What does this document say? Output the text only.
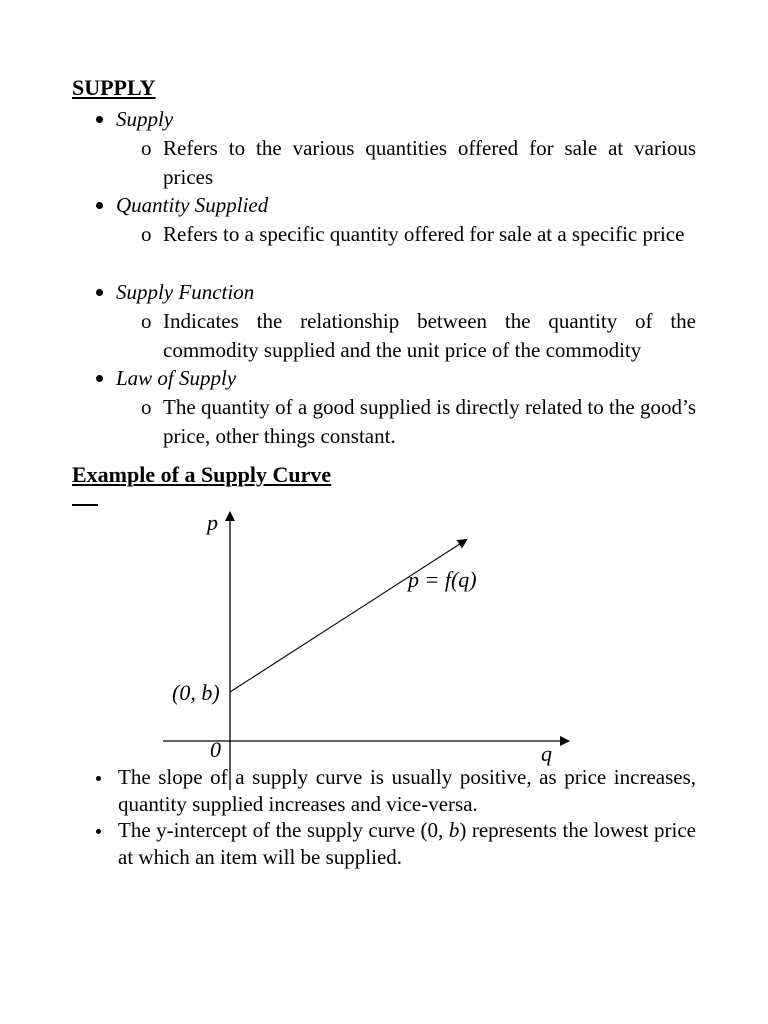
SUPPLY
Supply
o Refers to the various quantities offered for sale at various prices
Quantity Supplied
o Refers to a specific quantity offered for sale at a specific price
Supply Function
o Indicates the relationship between the quantity of the commodity supplied and the unit price of the commodity
Law of Supply
o The quantity of a good supplied is directly related to the good’s price, other things constant.
Example of a Supply Curve
p
q
0
(0, b)
p = f(q)
The slope of a supply curve is usually positive, as price increases, quantity supplied increases and vice-versa.
The y-intercept of the supply curve (0, b) represents the lowest price at which an item will be supplied.
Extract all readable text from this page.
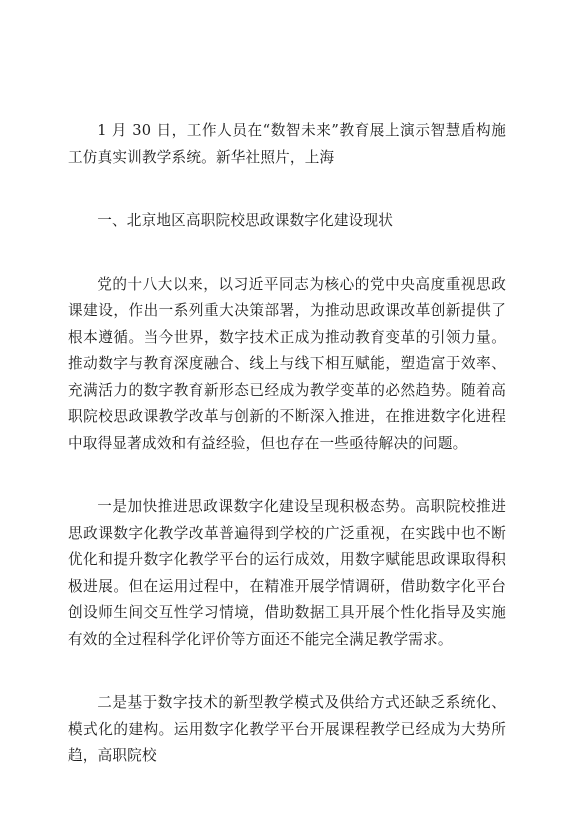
1 月 30 日，工作人员在“数智未来”教育展上演示智慧盾构施工仿真实训教学系统。新华社照片，上海

一、北京地区高职院校思政课数字化建设现状

党的十八大以来，以习近平同志为核心的党中央高度重视思政课建设，作出一系列重大决策部署，为推动思政课改革创新提供了根本遵循。当今世界，数字技术正成为推动教育变革的引领力量。推动数字与教育深度融合、线上与线下相互赋能，塑造富于效率、充满活力的数字教育新形态已经成为教学变革的必然趋势。随着高职院校思政课教学改革与创新的不断深入推进，在推进数字化进程中取得显著成效和有益经验，但也存在一些亟待解决的问题。

一是加快推进思政课数字化建设呈现积极态势。高职院校推进思政课数字化教学改革普遍得到学校的广泛重视，在实践中也不断优化和提升数字化教学平台的运行成效，用数字赋能思政课取得积极进展。但在运用过程中，在精准开展学情调研，借助数字化平台创设师生间交互性学习情境，借助数据工具开展个性化指导及实施有效的全过程科学化评价等方面还不能完全满足教学需求。

二是基于数字技术的新型教学模式及供给方式还缺乏系统化、模式化的建构。运用数字化教学平台开展课程教学已经成为大势所趋，高职院校
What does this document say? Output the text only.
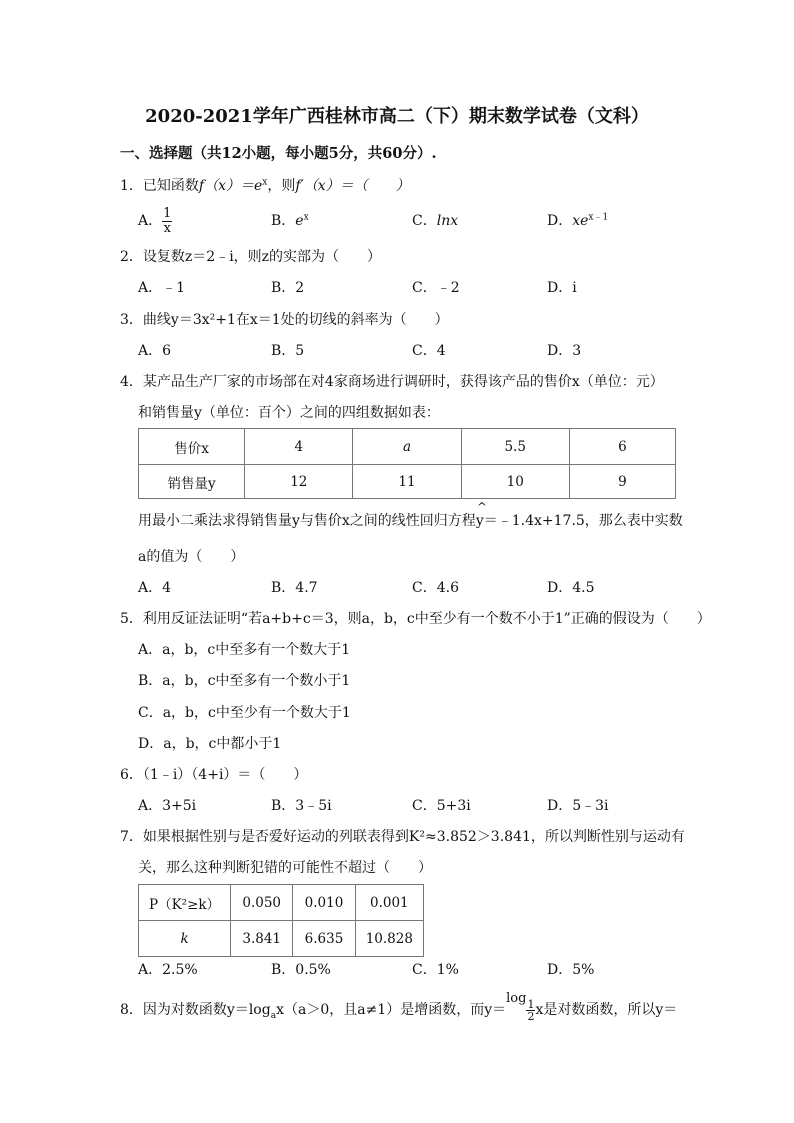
2020-2021学年广西桂林市高二（下）期末数学试卷（文科）
一、选择题（共12小题，每小题5分，共60分）.
1．已知函数$f(x)=e^x$，则f′（x）＝（　　）
A． $\frac{1}{x}$	B．$e^x$	C．lnx	D．$xe^{x﹣1}$
2．设复数z＝2﹣i，则z的实部为（　　）
A．﹣1	B．2	C．﹣2	D．i
3．曲线y＝3x²+1在x＝1处的切线的斜率为（　　）
A．6	B．5	C．4	D．3
4．某产品生产厂家的市场部在对4家商场进行调研时，获得该产品的售价x（单位：元）
和销售量y（单位：百个）之间的四组数据如表：
售价x	4	a	5.5	6
销售量y	12	11	10	9
用最小二乘法求得销售量y与售价x之间的线性回归方程
^
y＝﹣1.4x+17.5，那么表中实数
a的值为（　　）
A．4	B．4.7	C．4.6	D．4.5
5．利用反证法证明“若a+b+c＝3，则a，b，c中至少有一个数不小于1”正确的假设为（　　）
A．a，b，c中至多有一个数大于1
B．a，b，c中至多有一个数小于1
C．a，b，c中至少有一个数大于1
D．a，b，c中都小于1
6．（1﹣i）（4+i）＝（　　）
A．3+5i	B．3﹣5i	C．5+3i	D．5﹣3i
7．如果根据性别与是否爱好运动的列联表得到K²≈3.852＞3.841，所以判断性别与运动有
关，那么这种判断犯错的可能性不超过（　　）
P（K²≥k）	0.050	0.010	0.001
k	3.841	6.635	10.828
A．2.5%	B．0.5%	C．1%	D．5%
8．因为对数函数$y=\log_ax(a>0$，且a≠1）是增函数，而$y=\log \frac{1}{2}$ x是对数函数，所以y＝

_Task_.
Write out each line of the data exactly; the images should be left out.

_Full response_.
What does this document say? Output the text only.
SUPPLY
Supply
o Refers to the various quantities offered for sale at various prices
Quantity Supplied
o Refers to a specific quantity offered for sale at a specific price
Supply Function
o Indicates the relationship between the quantity of the commodity supplied and the unit price of the commodity
Law of Supply
o The quantity of a good supplied is directly related to the good’s price, other things constant.
Example of a Supply Curve
p
q
0
(0, b)
p = f(q)
The slope of a supply curve is usually positive, as price increases, quantity supplied increases and vice-versa.
The y-intercept of the supply curve (0, b) represents the lowest price at which an item will be supplied.
Extract all readable text from this page.
1 月 30 日，工作人员在“数智未来”教育展上演示智慧盾构施工仿真实训教学系统。新华社照片，上海

一、北京地区高职院校思政课数字化建设现状

党的十八大以来，以习近平同志为核心的党中央高度重视思政课建设，作出一系列重大决策部署，为推动思政课改革创新提供了根本遵循。当今世界，数字技术正成为推动教育变革的引领力量。推动数字与教育深度融合、线上与线下相互赋能，塑造富于效率、充满活力的数字教育新形态已经成为教学变革的必然趋势。随着高职院校思政课教学改革与创新的不断深入推进，在推进数字化进程中取得显著成效和有益经验，但也存在一些亟待解决的问题。

一是加快推进思政课数字化建设呈现积极态势。高职院校推进思政课数字化教学改革普遍得到学校的广泛重视，在实践中也不断优化和提升数字化教学平台的运行成效，用数字赋能思政课取得积极进展。但在运用过程中，在精准开展学情调研，借助数字化平台创设师生间交互性学习情境，借助数据工具开展个性化指导及实施有效的全过程科学化评价等方面还不能完全满足教学需求。

二是基于数字技术的新型教学模式及供给方式还缺乏系统化、模式化的建构。运用数字化教学平台开展课程教学已经成为大势所趋，高职院校
What does this document say? Output the text only.
2020-2021学年广西桂林市高二（下）期末数学试卷（文科）
一、选择题（共12小题，每小题5分，共60分）.
1．已知函数$f(x)=e^x$，则f′（x）＝（　　）
A． $\frac{1}{x}$	B．$e^x$	C．lnx	D．$xe^{x﹣1}$
2．设复数z＝2﹣i，则z的实部为（　　）
A．﹣1	B．2	C．﹣2	D．i
3．曲线y＝3x²+1在x＝1处的切线的斜率为（　　）
A．6	B．5	C．4	D．3
4．某产品生产厂家的市场部在对4家商场进行调研时，获得该产品的售价x（单位：元）
和销售量y（单位：百个）之间的四组数据如表：
售价x	4	a	5.5	6
销售量y	12	11	10	9
用最小二乘法求得销售量y与售价x之间的线性回归方程
^
y＝﹣1.4x+17.5，那么表中实数
a的值为（　　）
A．4	B．4.7	C．4.6	D．4.5
5．利用反证法证明“若a+b+c＝3，则a，b，c中至少有一个数不小于1”正确的假设为（　　）
A．a，b，c中至多有一个数大于1
B．a，b，c中至多有一个数小于1
C．a，b，c中至少有一个数大于1
D．a，b，c中都小于1
6．（1﹣i）（4+i）＝（　　）
A．3+5i	B．3﹣5i	C．5+3i	D．5﹣3i
7．如果根据性别与是否爱好运动的列联表得到K²≈3.852＞3.841，所以判断性别与运动有
关，那么这种判断犯错的可能性不超过（　　）
P（K²≥k）	0.050	0.010	0.001
k	3.841	6.635	10.828
A．2.5%	B．0.5%	C．1%	D．5%
8．因为对数函数$y=\log_ax(a>0$，且a≠1）是增函数，而$y=\log \frac{1}{2}$ x是对数函数，所以y＝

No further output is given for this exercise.